↓

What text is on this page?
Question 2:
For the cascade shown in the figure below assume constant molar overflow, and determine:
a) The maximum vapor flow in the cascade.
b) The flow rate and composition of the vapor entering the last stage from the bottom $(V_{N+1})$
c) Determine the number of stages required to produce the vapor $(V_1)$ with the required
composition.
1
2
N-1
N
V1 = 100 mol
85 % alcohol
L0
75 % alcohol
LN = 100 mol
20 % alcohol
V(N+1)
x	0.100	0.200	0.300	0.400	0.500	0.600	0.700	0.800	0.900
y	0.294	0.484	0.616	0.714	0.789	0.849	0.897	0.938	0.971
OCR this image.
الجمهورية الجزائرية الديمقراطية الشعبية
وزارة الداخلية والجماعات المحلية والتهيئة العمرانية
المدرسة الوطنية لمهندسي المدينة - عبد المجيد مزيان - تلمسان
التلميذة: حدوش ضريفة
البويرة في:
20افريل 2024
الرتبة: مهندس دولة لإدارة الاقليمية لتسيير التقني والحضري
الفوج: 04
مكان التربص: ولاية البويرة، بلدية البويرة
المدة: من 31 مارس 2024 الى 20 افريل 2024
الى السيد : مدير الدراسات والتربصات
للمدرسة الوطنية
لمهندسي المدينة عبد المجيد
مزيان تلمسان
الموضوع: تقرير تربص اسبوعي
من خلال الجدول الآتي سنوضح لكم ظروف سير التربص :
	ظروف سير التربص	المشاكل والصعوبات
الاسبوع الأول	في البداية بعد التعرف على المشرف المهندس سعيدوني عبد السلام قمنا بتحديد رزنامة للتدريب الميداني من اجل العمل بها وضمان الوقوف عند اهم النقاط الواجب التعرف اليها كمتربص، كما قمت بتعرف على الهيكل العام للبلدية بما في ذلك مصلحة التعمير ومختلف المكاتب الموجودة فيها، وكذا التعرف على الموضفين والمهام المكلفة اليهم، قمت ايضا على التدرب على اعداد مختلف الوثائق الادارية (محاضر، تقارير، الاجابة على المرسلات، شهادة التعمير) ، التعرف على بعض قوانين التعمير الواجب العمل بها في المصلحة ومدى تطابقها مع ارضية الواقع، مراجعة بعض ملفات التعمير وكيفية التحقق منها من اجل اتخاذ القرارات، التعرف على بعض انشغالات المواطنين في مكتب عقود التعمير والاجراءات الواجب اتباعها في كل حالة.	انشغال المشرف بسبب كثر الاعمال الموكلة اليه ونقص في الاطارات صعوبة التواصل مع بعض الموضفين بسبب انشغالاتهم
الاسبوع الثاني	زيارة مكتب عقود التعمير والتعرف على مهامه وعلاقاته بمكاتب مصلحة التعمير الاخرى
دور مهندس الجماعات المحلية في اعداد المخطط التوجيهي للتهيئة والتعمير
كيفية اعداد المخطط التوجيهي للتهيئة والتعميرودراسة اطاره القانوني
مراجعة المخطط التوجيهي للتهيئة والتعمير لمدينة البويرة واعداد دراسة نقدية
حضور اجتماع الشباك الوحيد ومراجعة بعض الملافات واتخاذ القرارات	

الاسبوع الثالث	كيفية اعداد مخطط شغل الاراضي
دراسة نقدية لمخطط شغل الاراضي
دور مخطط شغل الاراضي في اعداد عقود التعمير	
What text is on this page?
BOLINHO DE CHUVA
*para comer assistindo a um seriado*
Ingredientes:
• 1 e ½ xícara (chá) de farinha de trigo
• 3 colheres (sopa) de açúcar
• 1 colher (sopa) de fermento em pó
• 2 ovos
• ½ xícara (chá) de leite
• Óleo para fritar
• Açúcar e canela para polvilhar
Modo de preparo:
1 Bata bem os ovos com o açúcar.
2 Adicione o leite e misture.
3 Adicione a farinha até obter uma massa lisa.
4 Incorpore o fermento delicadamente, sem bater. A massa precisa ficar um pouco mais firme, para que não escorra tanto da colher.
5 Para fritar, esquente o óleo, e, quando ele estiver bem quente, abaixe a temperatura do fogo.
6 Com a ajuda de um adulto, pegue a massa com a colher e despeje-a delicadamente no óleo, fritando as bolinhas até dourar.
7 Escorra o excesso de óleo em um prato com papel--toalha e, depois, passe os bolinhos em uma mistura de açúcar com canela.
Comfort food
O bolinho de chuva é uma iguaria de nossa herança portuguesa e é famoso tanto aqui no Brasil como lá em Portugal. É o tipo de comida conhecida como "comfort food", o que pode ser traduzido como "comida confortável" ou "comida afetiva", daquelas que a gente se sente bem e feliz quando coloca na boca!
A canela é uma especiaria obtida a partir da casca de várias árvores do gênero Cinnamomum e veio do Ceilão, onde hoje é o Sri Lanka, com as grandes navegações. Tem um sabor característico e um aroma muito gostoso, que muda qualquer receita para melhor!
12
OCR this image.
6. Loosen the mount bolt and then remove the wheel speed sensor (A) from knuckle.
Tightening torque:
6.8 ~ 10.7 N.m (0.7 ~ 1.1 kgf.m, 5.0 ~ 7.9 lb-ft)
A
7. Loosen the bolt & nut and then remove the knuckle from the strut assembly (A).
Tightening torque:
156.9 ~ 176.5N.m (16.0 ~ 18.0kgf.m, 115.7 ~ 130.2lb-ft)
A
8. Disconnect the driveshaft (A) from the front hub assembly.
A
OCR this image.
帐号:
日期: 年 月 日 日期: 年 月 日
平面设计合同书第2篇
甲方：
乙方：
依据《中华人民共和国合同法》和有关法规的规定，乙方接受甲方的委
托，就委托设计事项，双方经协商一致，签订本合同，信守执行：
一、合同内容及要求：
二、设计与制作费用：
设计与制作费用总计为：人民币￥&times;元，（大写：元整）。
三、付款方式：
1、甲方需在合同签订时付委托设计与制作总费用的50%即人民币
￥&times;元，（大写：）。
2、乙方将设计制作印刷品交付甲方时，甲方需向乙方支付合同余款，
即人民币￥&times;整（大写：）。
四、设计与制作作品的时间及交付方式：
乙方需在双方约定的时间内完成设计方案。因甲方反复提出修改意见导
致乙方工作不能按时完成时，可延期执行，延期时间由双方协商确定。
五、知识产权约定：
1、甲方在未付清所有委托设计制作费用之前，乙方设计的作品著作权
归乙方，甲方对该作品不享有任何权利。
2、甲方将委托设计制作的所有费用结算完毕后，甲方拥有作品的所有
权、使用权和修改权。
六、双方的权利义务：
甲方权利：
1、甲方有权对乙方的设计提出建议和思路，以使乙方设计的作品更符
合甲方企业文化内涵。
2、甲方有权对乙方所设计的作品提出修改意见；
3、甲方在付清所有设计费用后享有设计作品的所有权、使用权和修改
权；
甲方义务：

↑

» Do this: Please quote the records above exactly, without skipping a line.

» Expected answer:
What text is on this page?
Question 2:
For the cascade shown in the figure below assume constant molar overflow, and determine:
a) The maximum vapor flow in the cascade.
b) The flow rate and composition of the vapor entering the last stage from the bottom $(V_{N+1})$
c) Determine the number of stages required to produce the vapor $(V_1)$ with the required
composition.
1
2
N-1
N
V1 = 100 mol
85 % alcohol
L0
75 % alcohol
LN = 100 mol
20 % alcohol
V(N+1)
x	0.100	0.200	0.300	0.400	0.500	0.600	0.700	0.800	0.900
y	0.294	0.484	0.616	0.714	0.789	0.849	0.897	0.938	0.971
OCR this image.
الجمهورية الجزائرية الديمقراطية الشعبية
وزارة الداخلية والجماعات المحلية والتهيئة العمرانية
المدرسة الوطنية لمهندسي المدينة - عبد المجيد مزيان - تلمسان
التلميذة: حدوش ضريفة
البويرة في:
20افريل 2024
الرتبة: مهندس دولة لإدارة الاقليمية لتسيير التقني والحضري
الفوج: 04
مكان التربص: ولاية البويرة، بلدية البويرة
المدة: من 31 مارس 2024 الى 20 افريل 2024
الى السيد : مدير الدراسات والتربصات
للمدرسة الوطنية
لمهندسي المدينة عبد المجيد
مزيان تلمسان
الموضوع: تقرير تربص اسبوعي
من خلال الجدول الآتي سنوضح لكم ظروف سير التربص :
	ظروف سير التربص	المشاكل والصعوبات
الاسبوع الأول	في البداية بعد التعرف على المشرف المهندس سعيدوني عبد السلام قمنا بتحديد رزنامة للتدريب الميداني من اجل العمل بها وضمان الوقوف عند اهم النقاط الواجب التعرف اليها كمتربص، كما قمت بتعرف على الهيكل العام للبلدية بما في ذلك مصلحة التعمير ومختلف المكاتب الموجودة فيها، وكذا التعرف على الموضفين والمهام المكلفة اليهم، قمت ايضا على التدرب على اعداد مختلف الوثائق الادارية (محاضر، تقارير، الاجابة على المرسلات، شهادة التعمير) ، التعرف على بعض قوانين التعمير الواجب العمل بها في المصلحة ومدى تطابقها مع ارضية الواقع، مراجعة بعض ملفات التعمير وكيفية التحقق منها من اجل اتخاذ القرارات، التعرف على بعض انشغالات المواطنين في مكتب عقود التعمير والاجراءات الواجب اتباعها في كل حالة.	انشغال المشرف بسبب كثر الاعمال الموكلة اليه ونقص في الاطارات صعوبة التواصل مع بعض الموضفين بسبب انشغالاتهم
الاسبوع الثاني	زيارة مكتب عقود التعمير والتعرف على مهامه وعلاقاته بمكاتب مصلحة التعمير الاخرى
دور مهندس الجماعات المحلية في اعداد المخطط التوجيهي للتهيئة والتعمير
كيفية اعداد المخطط التوجيهي للتهيئة والتعميرودراسة اطاره القانوني
مراجعة المخطط التوجيهي للتهيئة والتعمير لمدينة البويرة واعداد دراسة نقدية
حضور اجتماع الشباك الوحيد ومراجعة بعض الملافات واتخاذ القرارات	

الاسبوع الثالث	كيفية اعداد مخطط شغل الاراضي
دراسة نقدية لمخطط شغل الاراضي
دور مخطط شغل الاراضي في اعداد عقود التعمير	
What text is on this page?
BOLINHO DE CHUVA
*para comer assistindo a um seriado*
Ingredientes:
• 1 e ½ xícara (chá) de farinha de trigo
• 3 colheres (sopa) de açúcar
• 1 colher (sopa) de fermento em pó
• 2 ovos
• ½ xícara (chá) de leite
• Óleo para fritar
• Açúcar e canela para polvilhar
Modo de preparo:
1 Bata bem os ovos com o açúcar.
2 Adicione o leite e misture.
3 Adicione a farinha até obter uma massa lisa.
4 Incorpore o fermento delicadamente, sem bater. A massa precisa ficar um pouco mais firme, para que não escorra tanto da colher.
5 Para fritar, esquente o óleo, e, quando ele estiver bem quente, abaixe a temperatura do fogo.
6 Com a ajuda de um adulto, pegue a massa com a colher e despeje-a delicadamente no óleo, fritando as bolinhas até dourar.
7 Escorra o excesso de óleo em um prato com papel--toalha e, depois, passe os bolinhos em uma mistura de açúcar com canela.
Comfort food
O bolinho de chuva é uma iguaria de nossa herança portuguesa e é famoso tanto aqui no Brasil como lá em Portugal. É o tipo de comida conhecida como "comfort food", o que pode ser traduzido como "comida confortável" ou "comida afetiva", daquelas que a gente se sente bem e feliz quando coloca na boca!
A canela é uma especiaria obtida a partir da casca de várias árvores do gênero Cinnamomum e veio do Ceilão, onde hoje é o Sri Lanka, com as grandes navegações. Tem um sabor característico e um aroma muito gostoso, que muda qualquer receita para melhor!
12
OCR this image.
6. Loosen the mount bolt and then remove the wheel speed sensor (A) from knuckle.
Tightening torque:
6.8 ~ 10.7 N.m (0.7 ~ 1.1 kgf.m, 5.0 ~ 7.9 lb-ft)
A
7. Loosen the bolt & nut and then remove the knuckle from the strut assembly (A).
Tightening torque:
156.9 ~ 176.5N.m (16.0 ~ 18.0kgf.m, 115.7 ~ 130.2lb-ft)
A
8. Disconnect the driveshaft (A) from the front hub assembly.
A
OCR this image.
帐号:
日期: 年 月 日 日期: 年 月 日
平面设计合同书第2篇
甲方：
乙方：
依据《中华人民共和国合同法》和有关法规的规定，乙方接受甲方的委
托，就委托设计事项，双方经协商一致，签订本合同，信守执行：
一、合同内容及要求：
二、设计与制作费用：
设计与制作费用总计为：人民币￥&times;元，（大写：元整）。
三、付款方式：
1、甲方需在合同签订时付委托设计与制作总费用的50%即人民币
￥&times;元，（大写：）。
2、乙方将设计制作印刷品交付甲方时，甲方需向乙方支付合同余款，
即人民币￥&times;整（大写：）。
四、设计与制作作品的时间及交付方式：
乙方需在双方约定的时间内完成设计方案。因甲方反复提出修改意见导
致乙方工作不能按时完成时，可延期执行，延期时间由双方协商确定。
五、知识产权约定：
1、甲方在未付清所有委托设计制作费用之前，乙方设计的作品著作权
归乙方，甲方对该作品不享有任何权利。
2、甲方将委托设计制作的所有费用结算完毕后，甲方拥有作品的所有
权、使用权和修改权。
六、双方的权利义务：
甲方权利：
1、甲方有权对乙方的设计提出建议和思路，以使乙方设计的作品更符
合甲方企业文化内涵。
2、甲方有权对乙方所设计的作品提出修改意见；
3、甲方在付清所有设计费用后享有设计作品的所有权、使用权和修改
权；
甲方义务：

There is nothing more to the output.